● **Seçilen metin**
□ □ □ □ □ □ □

Sağlıkta şiddet olayları her geçen gün artmaya devam ediyor. Son olarak dün hastanede çalışmakta olan güvenlik görevlisinin bıçaklı saldırı sonucu öldürülmesine SES Samsun Şubesi tepki gösterdi.
SES Samsun Şubesi tarafından yapılan basın ve açıklamasında şu ifadelere yer verildi:
"Sağlık sisteminin Yükü omuzlarımızda, saplanan bıçak hepimizin kalbinde
ŞİDDET DOĞURAN, BİZİ KATLEDEN BU SİSTEMİ DEĞİŞTİRECEĞİZ!
Dün gece ekibimizden bir arkadaşımızı daha sağlık sistemine ve sistemin giderilmeyen sıkıntıları nedeniyle gelişen sağlığı yönetememe, önlem alamama durumuna kurban verdik. Görevini yaptığı sırada Güvenlik görevlisi Tuğrul arkadaşımızın kalbine bir bıçak saplandı ve gencecik bedeni soldu, hayalleri ve umutları mesai arkadaşlarının tüm çabalarına rağmen yarım kaldı.

□ □ □ □ □ □ □

● **Verilen kayıtlar**
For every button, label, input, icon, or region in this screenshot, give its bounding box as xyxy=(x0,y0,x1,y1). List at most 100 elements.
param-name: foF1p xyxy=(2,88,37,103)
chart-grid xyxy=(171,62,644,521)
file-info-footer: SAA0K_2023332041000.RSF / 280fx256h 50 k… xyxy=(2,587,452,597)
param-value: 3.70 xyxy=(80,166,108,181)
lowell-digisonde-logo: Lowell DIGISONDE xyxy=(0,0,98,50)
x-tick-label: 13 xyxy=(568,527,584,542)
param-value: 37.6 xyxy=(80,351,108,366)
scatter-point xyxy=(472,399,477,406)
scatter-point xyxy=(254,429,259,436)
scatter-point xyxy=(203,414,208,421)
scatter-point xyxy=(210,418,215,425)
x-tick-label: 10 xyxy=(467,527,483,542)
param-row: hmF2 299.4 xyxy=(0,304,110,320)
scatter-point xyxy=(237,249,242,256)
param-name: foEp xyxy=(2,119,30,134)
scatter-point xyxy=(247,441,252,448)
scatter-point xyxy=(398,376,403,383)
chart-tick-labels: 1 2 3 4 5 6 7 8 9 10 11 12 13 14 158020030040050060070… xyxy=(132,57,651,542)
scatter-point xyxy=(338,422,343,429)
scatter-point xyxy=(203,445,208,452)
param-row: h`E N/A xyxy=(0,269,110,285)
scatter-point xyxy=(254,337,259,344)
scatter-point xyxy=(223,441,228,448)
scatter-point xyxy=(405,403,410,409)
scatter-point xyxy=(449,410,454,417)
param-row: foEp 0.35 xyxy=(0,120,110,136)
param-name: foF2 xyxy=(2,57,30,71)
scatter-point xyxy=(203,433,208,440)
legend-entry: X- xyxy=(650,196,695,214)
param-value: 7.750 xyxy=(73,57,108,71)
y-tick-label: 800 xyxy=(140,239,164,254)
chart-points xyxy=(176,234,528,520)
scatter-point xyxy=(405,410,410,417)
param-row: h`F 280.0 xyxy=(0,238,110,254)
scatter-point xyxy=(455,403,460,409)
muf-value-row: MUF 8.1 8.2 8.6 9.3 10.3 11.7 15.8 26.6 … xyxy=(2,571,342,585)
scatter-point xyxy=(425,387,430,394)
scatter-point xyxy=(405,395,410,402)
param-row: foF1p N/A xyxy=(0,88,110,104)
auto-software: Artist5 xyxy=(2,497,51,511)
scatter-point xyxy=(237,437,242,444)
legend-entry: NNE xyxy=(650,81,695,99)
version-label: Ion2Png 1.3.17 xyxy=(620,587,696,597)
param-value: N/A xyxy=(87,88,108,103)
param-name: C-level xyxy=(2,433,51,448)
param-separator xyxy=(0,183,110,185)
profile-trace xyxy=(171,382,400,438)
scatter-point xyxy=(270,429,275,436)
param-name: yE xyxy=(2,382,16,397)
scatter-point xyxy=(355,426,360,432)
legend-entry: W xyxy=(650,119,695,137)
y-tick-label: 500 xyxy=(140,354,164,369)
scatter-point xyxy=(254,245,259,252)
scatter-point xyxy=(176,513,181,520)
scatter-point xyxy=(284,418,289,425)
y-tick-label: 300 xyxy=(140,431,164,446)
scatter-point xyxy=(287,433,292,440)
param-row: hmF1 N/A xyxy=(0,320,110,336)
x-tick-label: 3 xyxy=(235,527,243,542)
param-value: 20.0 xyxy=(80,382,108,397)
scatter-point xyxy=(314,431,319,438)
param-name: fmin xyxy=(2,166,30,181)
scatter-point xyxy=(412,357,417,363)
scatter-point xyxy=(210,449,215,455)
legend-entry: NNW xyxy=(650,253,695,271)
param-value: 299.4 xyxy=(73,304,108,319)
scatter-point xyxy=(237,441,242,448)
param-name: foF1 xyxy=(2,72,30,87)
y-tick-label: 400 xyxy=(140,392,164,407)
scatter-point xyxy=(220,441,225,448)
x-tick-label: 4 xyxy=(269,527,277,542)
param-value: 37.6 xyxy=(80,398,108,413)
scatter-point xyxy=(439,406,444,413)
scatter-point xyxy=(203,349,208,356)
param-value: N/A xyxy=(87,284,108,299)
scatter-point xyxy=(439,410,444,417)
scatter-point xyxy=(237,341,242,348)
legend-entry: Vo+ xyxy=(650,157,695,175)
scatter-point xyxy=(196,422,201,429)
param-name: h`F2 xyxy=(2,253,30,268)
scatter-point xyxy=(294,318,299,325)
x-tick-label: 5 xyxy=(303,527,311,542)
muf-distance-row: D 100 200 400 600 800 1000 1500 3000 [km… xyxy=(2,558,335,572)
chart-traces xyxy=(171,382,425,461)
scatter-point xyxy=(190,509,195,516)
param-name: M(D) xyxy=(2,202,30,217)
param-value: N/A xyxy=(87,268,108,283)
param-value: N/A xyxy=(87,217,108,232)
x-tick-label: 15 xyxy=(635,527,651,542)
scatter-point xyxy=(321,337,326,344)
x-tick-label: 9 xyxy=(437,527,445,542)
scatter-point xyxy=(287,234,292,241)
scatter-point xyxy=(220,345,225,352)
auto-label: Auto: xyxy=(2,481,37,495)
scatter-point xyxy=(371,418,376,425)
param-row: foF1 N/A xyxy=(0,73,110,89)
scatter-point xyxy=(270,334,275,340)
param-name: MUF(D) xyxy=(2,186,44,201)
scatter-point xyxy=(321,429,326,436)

□ □ □ □ □ □ □

● **Görev tanımı**
Aşağıdaki ifadeler seçilen metinle örtüşüyor mu? Her biri için evet ya da hayır deyin ve kararı belirleyen sözleri metinden değiştirmeden alıntılayın.
(a) Hastanede çalışan güvenlik görevlisi bıçaklı bir saldırıda hayatını kaybetti.
(b) Olaya tepki gösteren kuruluş SES İstanbul Şubesi'dir.
(c) Saldırı bir hafta önce gerçekleşti.

● **Görev sonucu**
(a) Evet: "hastanede çalışmakta olan güvenlik görevlisinin bıçaklı saldırı sonucu öldürülmesine"
(b) Hayır: "SES Samsun Şubesi tepki gösterdi"
(c) Hayır: "Son olarak dün hastanede çalışmakta olan güvenlik görevlisinin"